WHAT IS BEING ASKED: Transcribe the listing in full, excluding any pictures.

GIVEN RECORDS:
○ ○ ○ ○ ○ ○ ○
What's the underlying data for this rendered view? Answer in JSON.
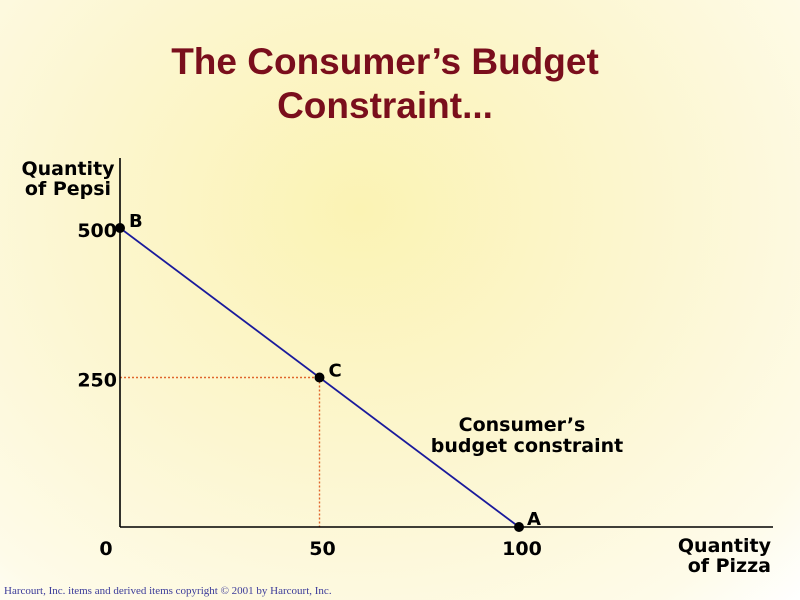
{
  "title_line1": "The Consumer’s Budget",
  "title_line2": "Constraint...",
  "footer": "Harcourt, Inc. items and derived items copyright © 2001 by Harcourt, Inc.",
  "colors": {
    "title": "#7a0e1c",
    "line": "#1a1a9c",
    "guide": "#e0662c",
    "axis": "#000000"
  },
  "chart_data": {
    "type": "line",
    "xlabel_line1": "Quantity",
    "xlabel_line2": "of Pizza",
    "ylabel_line1": "Quantity",
    "ylabel_line2": "of Pepsi",
    "xlim": [
      0,
      166
    ],
    "ylim": [
      0,
      620
    ],
    "xticks": [
      0,
      50,
      100
    ],
    "yticks": [
      250,
      500
    ],
    "series": [
      {
        "values": [
          {
            "x": 0,
            "y": 500
          },
          {
            "x": 100,
            "y": 0
          }
        ]
      }
    ],
    "points": [
      {
        "label": "B",
        "x": 0,
        "y": 500
      },
      {
        "label": "C",
        "x": 50,
        "y": 250
      },
      {
        "label": "A",
        "x": 100,
        "y": 0
      }
    ],
    "guide_lines": [
      {
        "x": 50,
        "y": 250
      }
    ],
    "annotation_line1": "Consumer’s",
    "annotation_line2": "budget constraint"
  }
}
○ ○ ○ ○ ○ ○ ○
PROBLEM SOLUTION:
What's the underlying data for this rendered view? Answer in JSON.
{
  "title_line1": "The Consumer’s Budget",
  "title_line2": "Constraint...",
  "footer": "Harcourt, Inc. items and derived items copyright © 2001 by Harcourt, Inc.",
  "colors": {
    "title": "#7a0e1c",
    "line": "#1a1a9c",
    "guide": "#e0662c",
    "axis": "#000000"
  },
  "chart_data": {
    "type": "line",
    "xlabel_line1": "Quantity",
    "xlabel_line2": "of Pizza",
    "ylabel_line1": "Quantity",
    "ylabel_line2": "of Pepsi",
    "xlim": [
      0,
      166
    ],
    "ylim": [
      0,
      620
    ],
    "xticks": [
      0,
      50,
      100
    ],
    "yticks": [
      250,
      500
    ],
    "series": [
      {
        "values": [
          {
            "x": 0,
            "y": 500
          },
          {
            "x": 100,
            "y": 0
          }
        ]
      }
    ],
    "points": [
      {
        "label": "B",
        "x": 0,
        "y": 500
      },
      {
        "label": "C",
        "x": 50,
        "y": 250
      },
      {
        "label": "A",
        "x": 100,
        "y": 0
      }
    ],
    "guide_lines": [
      {
        "x": 50,
        "y": 250
      }
    ],
    "annotation_line1": "Consumer’s",
    "annotation_line2": "budget constraint"
  }
}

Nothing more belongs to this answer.